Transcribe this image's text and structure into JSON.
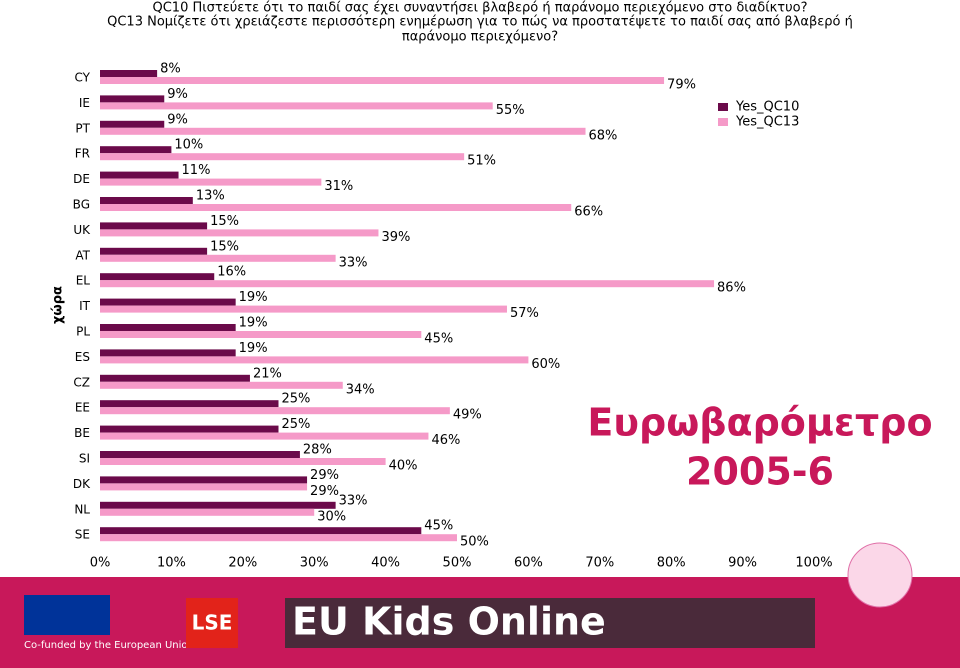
{
  "chart_data": {
    "type": "bar",
    "orientation": "horizontal",
    "title": [
      "QC10 Πιστεύετε ότι το παιδί σας έχει συναντήσει βλαβερό ή παράνομο περιεχόμενο στο διαδίκτυο?",
      "QC13 Νομίζετε ότι χρειάζεστε περισσότερη ενημέρωση για το πώς να προστατέψετε το παιδί σας από βλαβερό ή",
      "παράνομο περιεχόμενο?"
    ],
    "y_label": "χώρα",
    "categories": [
      "CY",
      "IE",
      "PT",
      "FR",
      "DE",
      "BG",
      "UK",
      "AT",
      "EL",
      "IT",
      "PL",
      "ES",
      "CZ",
      "EE",
      "BE",
      "SI",
      "DK",
      "NL",
      "SE"
    ],
    "series": [
      {
        "name": "Yes_QC10",
        "color": "#6b0a4a",
        "values": [
          8,
          9,
          9,
          10,
          11,
          13,
          15,
          15,
          16,
          19,
          19,
          19,
          21,
          25,
          25,
          28,
          29,
          33,
          45
        ],
        "value_labels": [
          "8%",
          "9%",
          "9%",
          "10%",
          "11%",
          "13%",
          "15%",
          "15%",
          "16%",
          "19%",
          "19%",
          "19%",
          "21%",
          "25%",
          "25%",
          "28%",
          "29%",
          "33%",
          "45%"
        ]
      },
      {
        "name": "Yes_QC13",
        "color": "#f59ac8",
        "values": [
          79,
          55,
          68,
          51,
          31,
          66,
          39,
          33,
          86,
          57,
          45,
          60,
          34,
          49,
          46,
          40,
          29,
          30,
          50
        ],
        "value_labels": [
          "79%",
          "55%",
          "68%",
          "51%",
          "31%",
          "66%",
          "39%",
          "33%",
          "86%",
          "57%",
          "45%",
          "60%",
          "34%",
          "49%",
          "46%",
          "40%",
          "29%",
          "30%",
          "50%"
        ]
      }
    ],
    "xlim": [
      0,
      100
    ],
    "xticks": [
      {
        "value": 0,
        "label": "0%"
      },
      {
        "value": 10,
        "label": "10%"
      },
      {
        "value": 20,
        "label": "20%"
      },
      {
        "value": 30,
        "label": "30%"
      },
      {
        "value": 40,
        "label": "40%"
      },
      {
        "value": 50,
        "label": "50%"
      },
      {
        "value": 60,
        "label": "60%"
      },
      {
        "value": 70,
        "label": "70%"
      },
      {
        "value": 80,
        "label": "80%"
      },
      {
        "value": 90,
        "label": "90%"
      },
      {
        "value": 100,
        "label": "100%"
      }
    ],
    "legend": "top-right",
    "annotation": [
      "Ευρωβαρόμετρο",
      "2005-6"
    ]
  },
  "footer": {
    "eu": "Co-funded by the European Union",
    "lse": "LSE",
    "brand": "EU Kids Online"
  }
}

────────────────────────────────────────

#### EXERCISE:
Review the material and copy each line in which the word "παιδί" appears.

#### SOLUTION TO THIS EXERCISE:
      "QC10 Πιστεύετε ότι το παιδί σας έχει συναντήσει βλαβερό ή παράνομο περιεχόμενο στο διαδίκτυο?",
      "QC13 Νομίζετε ότι χρειάζεστε περισσότερη ενημέρωση για το πώς να προστατέψετε το παιδί σας από βλαβερό ή",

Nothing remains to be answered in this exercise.